**Extracto proporcionado**
╔══

El dólar va a ser tema de todas las semanas. Tanto la variante oficial como las del dólar en la Bolsa y el eterno “blue”.
El dólar va a ser tema de todas las semanas. Tanto la variante oficial como las del dólar en la Bolsa y el eterno “blue”.
En un nuevo contacto con el experto financiero que se escuda tras el seudónimo de José Tasa, se esboza lo que puede venir en materia cambiaria en la Argentina. Pero a ello se le suman datos de la economía, los canjes de la deuda y el contexto internacional incluyendo a Brasil. Como siempre, cada semana es clave en la Argentina.
No entiendo cómo podemos sorprendernos de que suba el dólar. El Banco Central viene emitiendo pesos a un ritmo desenfrenado desde hace varios meses.
Las tasas de interés en pesos son reales, pero no tientan a ahorristas para evitar traspasos. Y las expectativas de los agentes privados apuntan a que el BCRA seguirá emitiendo pesos.
Aumentan todos los precios con la única excepción de los que están regulados por el Estado, como tarifas y ahora telefonía celular, cable y servicios de internet. O los precios cuarentenados, como hoteles, turismo. Y el precio del dólar, ¿por qué no va a subir?
El único sobre el que tiene control el gobierno, el dólar oficial, está bajo ataque. Agentes económicos ven que es insostenible el “statu quo”.
El BCRA no puede perder casi mil millones de dólares por mes de reservas por los u$s 200 que permite comprar a ahorristas. Es como una liquidación de fin de temporada o “hot sale” el precio del dólar oficial. Ahora a nunca. Así es la sensación imperante.
Y si, encima, calcula el dólar de Convertibilidad contra los pesos en circulación, pases y las Leliq, el tipo de cambio varía entre 150 y 350 pesos según sea el alcance o cobertura que ponga como condición. No significa que vaya a ese valor máximo, pero es una referencia.

╚══

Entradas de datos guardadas
╔══

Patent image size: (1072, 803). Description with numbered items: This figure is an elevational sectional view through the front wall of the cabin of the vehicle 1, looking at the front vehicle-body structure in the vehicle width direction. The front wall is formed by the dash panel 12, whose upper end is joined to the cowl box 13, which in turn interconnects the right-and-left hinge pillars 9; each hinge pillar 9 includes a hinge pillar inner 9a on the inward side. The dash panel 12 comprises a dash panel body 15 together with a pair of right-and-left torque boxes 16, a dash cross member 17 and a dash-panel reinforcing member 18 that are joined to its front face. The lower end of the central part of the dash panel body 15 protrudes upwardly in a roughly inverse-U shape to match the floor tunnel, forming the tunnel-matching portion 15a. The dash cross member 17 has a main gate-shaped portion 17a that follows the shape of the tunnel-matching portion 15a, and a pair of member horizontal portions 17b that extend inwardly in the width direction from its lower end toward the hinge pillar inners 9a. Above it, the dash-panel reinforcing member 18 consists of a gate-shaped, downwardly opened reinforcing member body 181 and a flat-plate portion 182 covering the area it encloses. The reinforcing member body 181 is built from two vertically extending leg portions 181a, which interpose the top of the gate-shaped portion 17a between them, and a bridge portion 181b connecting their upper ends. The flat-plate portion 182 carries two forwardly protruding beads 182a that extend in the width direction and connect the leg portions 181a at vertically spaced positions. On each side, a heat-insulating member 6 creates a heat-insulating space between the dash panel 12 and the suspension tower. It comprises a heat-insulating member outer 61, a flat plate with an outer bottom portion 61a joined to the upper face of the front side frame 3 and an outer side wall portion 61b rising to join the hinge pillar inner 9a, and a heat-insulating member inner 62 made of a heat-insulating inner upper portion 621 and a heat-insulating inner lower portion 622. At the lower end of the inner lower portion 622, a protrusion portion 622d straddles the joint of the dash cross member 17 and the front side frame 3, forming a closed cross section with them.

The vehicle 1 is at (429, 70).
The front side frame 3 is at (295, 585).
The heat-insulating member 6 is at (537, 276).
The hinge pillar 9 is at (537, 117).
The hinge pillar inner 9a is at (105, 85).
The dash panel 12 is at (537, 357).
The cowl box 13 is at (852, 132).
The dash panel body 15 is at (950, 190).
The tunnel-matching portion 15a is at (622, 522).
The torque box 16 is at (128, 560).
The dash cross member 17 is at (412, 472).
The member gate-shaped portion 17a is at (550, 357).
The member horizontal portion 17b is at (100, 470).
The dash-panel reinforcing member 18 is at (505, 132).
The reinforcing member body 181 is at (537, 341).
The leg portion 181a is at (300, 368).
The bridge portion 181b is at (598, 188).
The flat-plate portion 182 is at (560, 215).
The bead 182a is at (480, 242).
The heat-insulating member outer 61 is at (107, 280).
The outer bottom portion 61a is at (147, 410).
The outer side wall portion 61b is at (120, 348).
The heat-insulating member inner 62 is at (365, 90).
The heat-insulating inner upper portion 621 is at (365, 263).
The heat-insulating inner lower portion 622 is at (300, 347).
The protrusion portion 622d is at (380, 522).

╚══

**Consigna de trabajo**
Copia el fragmento del texto sobre el dólar que va desde "Las tasas de" hasta "seguirá emitiendo pesos.", ambos incluidos, y sustituye "ahorristas" por "inversores". Los registros no intervienen en este ejercicio.

**Resultado del ejercicio**
Las tasas de interés en pesos son reales, pero no tientan a inversores para evitar traspasos. Y las expectativas de los agentes privados apuntan a que el BCRA seguirá emitiendo pesos.